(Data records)

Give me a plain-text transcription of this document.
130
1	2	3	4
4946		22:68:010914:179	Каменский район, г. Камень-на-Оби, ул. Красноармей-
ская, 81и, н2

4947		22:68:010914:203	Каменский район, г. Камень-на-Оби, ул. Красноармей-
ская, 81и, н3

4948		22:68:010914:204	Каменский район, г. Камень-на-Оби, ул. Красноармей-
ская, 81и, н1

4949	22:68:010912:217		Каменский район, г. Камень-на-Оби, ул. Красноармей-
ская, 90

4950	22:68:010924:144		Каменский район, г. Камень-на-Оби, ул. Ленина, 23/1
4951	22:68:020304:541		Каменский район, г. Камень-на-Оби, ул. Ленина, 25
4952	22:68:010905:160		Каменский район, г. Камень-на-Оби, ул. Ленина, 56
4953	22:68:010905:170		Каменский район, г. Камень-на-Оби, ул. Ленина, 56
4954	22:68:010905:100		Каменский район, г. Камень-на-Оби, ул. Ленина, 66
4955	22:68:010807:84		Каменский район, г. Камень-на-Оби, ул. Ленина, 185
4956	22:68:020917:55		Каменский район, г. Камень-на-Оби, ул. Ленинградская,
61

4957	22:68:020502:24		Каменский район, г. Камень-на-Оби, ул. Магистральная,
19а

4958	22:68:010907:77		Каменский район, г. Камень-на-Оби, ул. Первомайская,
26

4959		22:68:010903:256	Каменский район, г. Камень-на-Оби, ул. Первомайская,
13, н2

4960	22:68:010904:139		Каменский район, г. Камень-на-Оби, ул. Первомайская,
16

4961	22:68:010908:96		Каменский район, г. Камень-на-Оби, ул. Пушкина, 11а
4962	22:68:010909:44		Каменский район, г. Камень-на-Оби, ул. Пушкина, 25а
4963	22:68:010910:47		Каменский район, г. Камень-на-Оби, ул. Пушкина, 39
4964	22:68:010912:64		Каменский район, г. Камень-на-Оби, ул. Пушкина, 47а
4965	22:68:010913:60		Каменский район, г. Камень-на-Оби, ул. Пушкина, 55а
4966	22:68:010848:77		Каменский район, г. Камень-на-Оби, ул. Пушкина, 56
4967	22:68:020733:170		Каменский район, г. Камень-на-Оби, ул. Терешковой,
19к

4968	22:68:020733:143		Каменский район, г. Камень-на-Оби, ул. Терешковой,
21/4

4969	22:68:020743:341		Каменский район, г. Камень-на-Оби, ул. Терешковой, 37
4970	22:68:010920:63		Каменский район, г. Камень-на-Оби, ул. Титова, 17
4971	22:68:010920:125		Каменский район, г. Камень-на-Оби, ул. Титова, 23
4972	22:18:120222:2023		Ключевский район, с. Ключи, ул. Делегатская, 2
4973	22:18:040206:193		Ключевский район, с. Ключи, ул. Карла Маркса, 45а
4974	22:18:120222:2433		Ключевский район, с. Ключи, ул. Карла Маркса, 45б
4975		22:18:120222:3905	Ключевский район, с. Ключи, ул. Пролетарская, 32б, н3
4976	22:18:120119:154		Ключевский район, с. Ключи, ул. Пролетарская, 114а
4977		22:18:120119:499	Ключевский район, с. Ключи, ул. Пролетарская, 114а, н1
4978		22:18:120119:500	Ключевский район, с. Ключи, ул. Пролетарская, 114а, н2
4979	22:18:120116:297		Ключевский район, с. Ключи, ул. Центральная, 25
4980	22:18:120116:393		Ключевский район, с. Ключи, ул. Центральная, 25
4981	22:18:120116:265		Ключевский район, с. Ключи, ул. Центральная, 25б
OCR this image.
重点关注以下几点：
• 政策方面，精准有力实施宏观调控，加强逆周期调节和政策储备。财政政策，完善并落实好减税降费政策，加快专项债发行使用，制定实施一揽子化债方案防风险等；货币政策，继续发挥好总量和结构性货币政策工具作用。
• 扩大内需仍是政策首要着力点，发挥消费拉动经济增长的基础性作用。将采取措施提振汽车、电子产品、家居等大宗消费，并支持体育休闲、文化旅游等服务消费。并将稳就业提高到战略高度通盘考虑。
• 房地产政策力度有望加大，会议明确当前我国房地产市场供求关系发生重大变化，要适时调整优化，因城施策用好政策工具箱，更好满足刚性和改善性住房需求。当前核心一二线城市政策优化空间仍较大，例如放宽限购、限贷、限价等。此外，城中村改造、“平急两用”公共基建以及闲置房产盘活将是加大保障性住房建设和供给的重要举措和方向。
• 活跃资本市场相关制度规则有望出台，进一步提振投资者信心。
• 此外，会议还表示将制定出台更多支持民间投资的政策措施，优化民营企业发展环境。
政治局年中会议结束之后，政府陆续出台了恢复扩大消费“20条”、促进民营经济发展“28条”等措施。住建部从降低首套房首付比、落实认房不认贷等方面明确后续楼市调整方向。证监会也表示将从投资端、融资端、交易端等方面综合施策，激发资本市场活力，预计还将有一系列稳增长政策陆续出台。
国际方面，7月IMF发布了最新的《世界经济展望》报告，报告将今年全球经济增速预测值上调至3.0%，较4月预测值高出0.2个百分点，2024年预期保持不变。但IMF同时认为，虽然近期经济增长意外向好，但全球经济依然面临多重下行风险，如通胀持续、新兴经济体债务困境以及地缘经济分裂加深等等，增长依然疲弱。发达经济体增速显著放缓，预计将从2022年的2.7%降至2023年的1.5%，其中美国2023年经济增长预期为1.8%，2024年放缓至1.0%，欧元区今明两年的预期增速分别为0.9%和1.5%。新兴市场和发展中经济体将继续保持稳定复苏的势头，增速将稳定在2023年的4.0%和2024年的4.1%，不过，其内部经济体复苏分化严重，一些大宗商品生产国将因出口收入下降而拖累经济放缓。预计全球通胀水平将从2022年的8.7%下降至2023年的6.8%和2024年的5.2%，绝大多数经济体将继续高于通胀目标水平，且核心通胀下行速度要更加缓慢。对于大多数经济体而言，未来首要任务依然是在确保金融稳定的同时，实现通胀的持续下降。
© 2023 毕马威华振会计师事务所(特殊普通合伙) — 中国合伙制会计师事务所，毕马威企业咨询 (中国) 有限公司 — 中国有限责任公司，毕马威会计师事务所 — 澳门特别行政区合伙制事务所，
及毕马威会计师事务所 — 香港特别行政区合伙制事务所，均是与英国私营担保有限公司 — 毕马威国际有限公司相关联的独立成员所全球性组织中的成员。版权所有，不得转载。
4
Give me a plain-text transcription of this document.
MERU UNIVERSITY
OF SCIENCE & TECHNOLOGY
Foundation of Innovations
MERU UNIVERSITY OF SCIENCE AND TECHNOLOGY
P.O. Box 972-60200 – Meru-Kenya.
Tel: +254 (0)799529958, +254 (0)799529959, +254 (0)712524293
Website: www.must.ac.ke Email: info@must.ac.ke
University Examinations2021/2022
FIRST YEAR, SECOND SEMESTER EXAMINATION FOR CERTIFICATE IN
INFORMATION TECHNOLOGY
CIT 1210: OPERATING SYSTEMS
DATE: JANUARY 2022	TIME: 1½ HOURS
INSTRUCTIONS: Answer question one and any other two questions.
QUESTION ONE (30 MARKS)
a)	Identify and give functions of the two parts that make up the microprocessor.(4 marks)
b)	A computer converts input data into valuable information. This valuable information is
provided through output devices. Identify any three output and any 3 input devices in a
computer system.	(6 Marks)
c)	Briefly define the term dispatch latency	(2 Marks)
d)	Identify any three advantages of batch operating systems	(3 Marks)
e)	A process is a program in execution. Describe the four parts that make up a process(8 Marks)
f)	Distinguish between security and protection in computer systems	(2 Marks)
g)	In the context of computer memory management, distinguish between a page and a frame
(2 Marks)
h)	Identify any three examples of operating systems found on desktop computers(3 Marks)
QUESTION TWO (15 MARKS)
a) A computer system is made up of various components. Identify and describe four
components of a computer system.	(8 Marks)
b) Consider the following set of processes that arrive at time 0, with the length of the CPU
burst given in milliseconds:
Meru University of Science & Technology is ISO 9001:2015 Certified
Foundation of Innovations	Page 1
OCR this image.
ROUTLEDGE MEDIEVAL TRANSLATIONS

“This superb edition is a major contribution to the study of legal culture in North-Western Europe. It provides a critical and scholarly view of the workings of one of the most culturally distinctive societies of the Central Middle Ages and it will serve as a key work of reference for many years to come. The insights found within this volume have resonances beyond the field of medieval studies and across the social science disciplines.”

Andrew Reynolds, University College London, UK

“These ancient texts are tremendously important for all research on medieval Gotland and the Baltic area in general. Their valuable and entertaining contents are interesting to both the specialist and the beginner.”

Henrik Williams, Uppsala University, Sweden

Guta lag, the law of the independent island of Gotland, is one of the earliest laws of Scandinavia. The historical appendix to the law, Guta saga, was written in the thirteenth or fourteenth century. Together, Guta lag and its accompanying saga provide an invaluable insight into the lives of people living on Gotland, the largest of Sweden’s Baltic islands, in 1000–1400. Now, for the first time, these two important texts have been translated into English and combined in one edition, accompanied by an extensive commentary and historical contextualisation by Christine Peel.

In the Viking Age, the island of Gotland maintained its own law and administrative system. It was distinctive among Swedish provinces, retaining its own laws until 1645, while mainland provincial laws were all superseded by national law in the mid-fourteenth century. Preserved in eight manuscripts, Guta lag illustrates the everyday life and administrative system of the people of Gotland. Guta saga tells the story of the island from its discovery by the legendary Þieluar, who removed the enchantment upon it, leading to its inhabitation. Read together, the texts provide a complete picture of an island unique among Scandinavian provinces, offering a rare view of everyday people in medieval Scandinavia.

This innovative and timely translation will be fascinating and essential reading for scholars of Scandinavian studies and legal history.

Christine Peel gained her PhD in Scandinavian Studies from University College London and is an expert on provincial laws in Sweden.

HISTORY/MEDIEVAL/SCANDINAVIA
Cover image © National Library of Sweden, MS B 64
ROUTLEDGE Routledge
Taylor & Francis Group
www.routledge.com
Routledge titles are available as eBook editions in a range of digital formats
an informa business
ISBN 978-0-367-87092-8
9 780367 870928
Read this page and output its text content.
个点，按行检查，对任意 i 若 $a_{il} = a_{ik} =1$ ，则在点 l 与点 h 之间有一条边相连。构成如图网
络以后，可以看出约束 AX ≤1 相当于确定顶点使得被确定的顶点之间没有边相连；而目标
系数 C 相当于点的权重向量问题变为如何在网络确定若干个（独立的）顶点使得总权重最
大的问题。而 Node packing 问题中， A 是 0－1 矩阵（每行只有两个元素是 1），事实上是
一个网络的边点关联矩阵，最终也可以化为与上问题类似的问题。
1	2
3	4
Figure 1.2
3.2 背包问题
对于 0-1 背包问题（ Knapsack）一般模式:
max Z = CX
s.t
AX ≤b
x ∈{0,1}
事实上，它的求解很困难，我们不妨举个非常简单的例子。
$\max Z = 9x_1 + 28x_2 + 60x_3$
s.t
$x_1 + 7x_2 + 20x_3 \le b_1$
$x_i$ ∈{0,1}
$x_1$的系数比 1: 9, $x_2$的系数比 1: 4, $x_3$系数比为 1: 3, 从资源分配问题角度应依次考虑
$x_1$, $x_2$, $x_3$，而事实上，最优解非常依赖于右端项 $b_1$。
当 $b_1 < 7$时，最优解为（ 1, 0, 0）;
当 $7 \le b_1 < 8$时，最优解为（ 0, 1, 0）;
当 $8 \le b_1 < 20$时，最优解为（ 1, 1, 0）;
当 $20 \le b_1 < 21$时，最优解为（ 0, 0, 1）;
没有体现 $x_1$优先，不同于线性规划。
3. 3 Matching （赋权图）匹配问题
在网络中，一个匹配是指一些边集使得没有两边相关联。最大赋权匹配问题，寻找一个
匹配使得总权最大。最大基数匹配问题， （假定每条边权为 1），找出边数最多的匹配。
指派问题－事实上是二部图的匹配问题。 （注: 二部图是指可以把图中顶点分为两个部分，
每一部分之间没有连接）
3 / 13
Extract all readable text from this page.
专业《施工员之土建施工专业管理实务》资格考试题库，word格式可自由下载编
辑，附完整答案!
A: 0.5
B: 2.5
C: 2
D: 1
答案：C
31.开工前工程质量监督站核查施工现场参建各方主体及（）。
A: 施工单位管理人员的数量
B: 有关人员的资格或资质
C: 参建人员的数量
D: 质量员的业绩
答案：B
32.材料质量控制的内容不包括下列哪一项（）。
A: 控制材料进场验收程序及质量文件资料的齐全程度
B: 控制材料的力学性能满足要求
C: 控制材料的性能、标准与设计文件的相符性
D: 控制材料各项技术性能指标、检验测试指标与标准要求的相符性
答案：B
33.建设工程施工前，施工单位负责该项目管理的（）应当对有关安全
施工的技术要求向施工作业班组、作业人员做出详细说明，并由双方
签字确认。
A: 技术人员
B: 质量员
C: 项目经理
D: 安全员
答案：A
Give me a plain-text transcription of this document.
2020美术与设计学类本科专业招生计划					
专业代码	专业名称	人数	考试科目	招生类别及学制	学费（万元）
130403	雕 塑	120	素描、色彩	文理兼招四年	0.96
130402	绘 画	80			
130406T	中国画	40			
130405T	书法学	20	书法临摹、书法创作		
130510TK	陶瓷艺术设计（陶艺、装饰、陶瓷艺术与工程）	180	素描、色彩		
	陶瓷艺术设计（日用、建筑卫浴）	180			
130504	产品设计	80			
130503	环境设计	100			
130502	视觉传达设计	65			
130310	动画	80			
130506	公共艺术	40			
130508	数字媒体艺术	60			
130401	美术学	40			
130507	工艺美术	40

- **WHAT YOU SHOULD DO**
Give only the number of lines in the data that hold the string "Foundation".

- **RESPONSE TO THIS EXERCISE**
2